• _PROBLEM STATEMENT_: Every line below should be repeated exactly.
::: DATA SHOWN :::
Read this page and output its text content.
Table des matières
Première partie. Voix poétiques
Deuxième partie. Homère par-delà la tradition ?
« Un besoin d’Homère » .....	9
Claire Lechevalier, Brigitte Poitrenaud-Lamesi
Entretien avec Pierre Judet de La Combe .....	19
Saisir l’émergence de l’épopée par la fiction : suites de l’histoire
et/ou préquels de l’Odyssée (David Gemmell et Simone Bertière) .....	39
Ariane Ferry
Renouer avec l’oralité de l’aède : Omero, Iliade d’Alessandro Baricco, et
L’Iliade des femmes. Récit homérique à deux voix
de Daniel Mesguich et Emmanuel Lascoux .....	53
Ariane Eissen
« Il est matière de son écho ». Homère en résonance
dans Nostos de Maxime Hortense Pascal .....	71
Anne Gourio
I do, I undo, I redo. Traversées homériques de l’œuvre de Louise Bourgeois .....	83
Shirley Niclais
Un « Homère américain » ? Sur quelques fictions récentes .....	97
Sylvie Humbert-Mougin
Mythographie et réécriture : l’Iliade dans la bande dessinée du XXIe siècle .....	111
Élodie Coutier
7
:::
• _OUTPUT FOR THIS EXERCISE_:
Read this page and output its text content.
Table des matières
Première partie. Voix poétiques
Deuxième partie. Homère par-delà la tradition ?
« Un besoin d’Homère » .....	9
Claire Lechevalier, Brigitte Poitrenaud-Lamesi
Entretien avec Pierre Judet de La Combe .....	19
Saisir l’émergence de l’épopée par la fiction : suites de l’histoire
et/ou préquels de l’Odyssée (David Gemmell et Simone Bertière) .....	39
Ariane Ferry
Renouer avec l’oralité de l’aède : Omero, Iliade d’Alessandro Baricco, et
L’Iliade des femmes. Récit homérique à deux voix
de Daniel Mesguich et Emmanuel Lascoux .....	53
Ariane Eissen
« Il est matière de son écho ». Homère en résonance
dans Nostos de Maxime Hortense Pascal .....	71
Anne Gourio
I do, I undo, I redo. Traversées homériques de l’œuvre de Louise Bourgeois .....	83
Shirley Niclais
Un « Homère américain » ? Sur quelques fictions récentes .....	97
Sylvie Humbert-Mougin
Mythographie et réécriture : l’Iliade dans la bande dessinée du XXIe siècle .....	111
Élodie Coutier
7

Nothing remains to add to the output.